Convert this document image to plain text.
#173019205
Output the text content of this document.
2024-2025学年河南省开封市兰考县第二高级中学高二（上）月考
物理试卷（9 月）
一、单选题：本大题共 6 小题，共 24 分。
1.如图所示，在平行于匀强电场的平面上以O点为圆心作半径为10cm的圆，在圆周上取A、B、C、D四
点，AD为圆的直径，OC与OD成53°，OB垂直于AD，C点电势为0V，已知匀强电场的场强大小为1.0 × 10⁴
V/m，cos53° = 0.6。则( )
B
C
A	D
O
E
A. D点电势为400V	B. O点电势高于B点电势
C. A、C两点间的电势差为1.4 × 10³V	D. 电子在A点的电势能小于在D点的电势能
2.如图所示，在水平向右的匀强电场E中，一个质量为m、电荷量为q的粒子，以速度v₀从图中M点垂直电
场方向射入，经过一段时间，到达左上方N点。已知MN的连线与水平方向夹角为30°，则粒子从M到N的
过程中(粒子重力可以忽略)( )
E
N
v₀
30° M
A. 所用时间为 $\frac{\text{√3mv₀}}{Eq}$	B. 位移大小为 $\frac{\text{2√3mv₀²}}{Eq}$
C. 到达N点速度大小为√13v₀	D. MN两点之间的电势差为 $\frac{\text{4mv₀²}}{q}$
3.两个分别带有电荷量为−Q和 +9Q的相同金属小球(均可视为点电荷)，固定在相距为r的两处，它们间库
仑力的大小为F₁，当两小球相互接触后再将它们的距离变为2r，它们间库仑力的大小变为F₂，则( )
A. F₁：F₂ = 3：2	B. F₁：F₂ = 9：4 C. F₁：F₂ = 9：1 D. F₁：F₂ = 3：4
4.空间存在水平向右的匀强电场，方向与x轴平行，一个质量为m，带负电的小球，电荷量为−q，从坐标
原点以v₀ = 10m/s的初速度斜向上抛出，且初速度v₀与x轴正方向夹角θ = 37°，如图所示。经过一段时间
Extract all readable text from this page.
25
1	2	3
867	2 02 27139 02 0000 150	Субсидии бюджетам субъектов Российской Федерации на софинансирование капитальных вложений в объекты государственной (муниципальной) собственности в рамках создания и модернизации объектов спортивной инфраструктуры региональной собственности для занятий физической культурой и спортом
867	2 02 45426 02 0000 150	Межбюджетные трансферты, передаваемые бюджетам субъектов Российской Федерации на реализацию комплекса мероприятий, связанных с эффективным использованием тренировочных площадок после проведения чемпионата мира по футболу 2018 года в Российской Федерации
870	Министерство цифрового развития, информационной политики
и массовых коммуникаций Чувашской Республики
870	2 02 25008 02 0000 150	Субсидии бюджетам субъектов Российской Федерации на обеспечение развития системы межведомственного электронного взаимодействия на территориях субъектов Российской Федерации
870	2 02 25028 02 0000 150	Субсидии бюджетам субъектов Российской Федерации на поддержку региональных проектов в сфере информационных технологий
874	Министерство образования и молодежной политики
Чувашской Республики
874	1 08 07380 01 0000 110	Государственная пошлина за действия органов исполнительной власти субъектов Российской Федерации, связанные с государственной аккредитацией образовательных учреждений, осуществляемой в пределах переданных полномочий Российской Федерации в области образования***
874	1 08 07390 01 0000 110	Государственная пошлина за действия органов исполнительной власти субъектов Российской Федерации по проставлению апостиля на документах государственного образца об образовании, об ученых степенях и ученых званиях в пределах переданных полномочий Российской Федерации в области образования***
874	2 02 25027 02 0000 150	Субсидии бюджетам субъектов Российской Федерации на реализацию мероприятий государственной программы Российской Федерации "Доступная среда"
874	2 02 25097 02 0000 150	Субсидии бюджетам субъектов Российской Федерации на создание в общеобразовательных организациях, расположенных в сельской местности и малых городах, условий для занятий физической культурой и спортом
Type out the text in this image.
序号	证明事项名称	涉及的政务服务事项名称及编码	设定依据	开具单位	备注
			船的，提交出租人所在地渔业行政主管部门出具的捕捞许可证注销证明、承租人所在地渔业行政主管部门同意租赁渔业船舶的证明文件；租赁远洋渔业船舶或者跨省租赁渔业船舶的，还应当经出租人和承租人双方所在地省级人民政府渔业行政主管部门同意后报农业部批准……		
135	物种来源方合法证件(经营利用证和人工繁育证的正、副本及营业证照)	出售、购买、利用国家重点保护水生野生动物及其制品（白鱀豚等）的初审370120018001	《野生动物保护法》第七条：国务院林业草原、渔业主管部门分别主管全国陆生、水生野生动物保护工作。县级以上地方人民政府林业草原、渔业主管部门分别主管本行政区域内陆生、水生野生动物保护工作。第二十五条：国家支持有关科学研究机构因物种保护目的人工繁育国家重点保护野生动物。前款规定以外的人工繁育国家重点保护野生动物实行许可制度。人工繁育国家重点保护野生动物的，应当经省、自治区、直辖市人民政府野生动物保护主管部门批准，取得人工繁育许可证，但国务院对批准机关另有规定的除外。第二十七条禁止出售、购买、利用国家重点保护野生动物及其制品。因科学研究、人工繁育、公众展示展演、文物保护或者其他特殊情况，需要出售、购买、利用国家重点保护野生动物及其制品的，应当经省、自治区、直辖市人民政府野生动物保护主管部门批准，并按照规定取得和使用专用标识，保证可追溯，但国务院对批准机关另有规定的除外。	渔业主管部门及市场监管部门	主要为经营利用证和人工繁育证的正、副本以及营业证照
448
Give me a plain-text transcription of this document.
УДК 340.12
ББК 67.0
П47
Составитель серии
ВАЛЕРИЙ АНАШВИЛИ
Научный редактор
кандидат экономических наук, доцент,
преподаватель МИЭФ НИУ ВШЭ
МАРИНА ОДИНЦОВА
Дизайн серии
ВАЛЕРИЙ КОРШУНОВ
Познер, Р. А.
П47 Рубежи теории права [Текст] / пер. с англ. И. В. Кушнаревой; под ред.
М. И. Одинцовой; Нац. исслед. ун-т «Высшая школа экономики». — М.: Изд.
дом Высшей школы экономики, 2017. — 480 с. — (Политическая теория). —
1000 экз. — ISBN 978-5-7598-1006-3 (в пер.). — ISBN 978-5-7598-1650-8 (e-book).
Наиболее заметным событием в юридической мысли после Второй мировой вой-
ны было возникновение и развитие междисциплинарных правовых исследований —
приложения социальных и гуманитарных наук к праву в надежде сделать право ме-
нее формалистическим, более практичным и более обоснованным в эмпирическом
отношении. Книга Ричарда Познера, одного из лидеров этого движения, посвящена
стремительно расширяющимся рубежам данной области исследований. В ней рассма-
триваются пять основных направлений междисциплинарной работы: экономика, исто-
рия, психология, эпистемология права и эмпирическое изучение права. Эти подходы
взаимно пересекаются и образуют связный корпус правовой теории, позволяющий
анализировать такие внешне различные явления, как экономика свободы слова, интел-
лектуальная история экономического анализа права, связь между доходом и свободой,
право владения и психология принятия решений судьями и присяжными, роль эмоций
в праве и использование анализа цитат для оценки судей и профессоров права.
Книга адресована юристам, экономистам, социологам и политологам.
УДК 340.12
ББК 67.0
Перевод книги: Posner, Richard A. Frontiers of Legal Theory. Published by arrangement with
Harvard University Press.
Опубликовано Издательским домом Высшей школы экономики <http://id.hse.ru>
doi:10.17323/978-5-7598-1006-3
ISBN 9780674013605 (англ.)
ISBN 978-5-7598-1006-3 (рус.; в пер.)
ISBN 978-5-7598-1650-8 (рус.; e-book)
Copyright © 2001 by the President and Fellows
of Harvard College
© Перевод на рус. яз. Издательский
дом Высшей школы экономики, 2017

◆ SET PROBLEM: Pick out the lines above containing the word "Чувашской", then copy them.

◆ RESULT OF THIS TASK:
и массовых коммуникаций Чувашской Республики
Чувашской Республики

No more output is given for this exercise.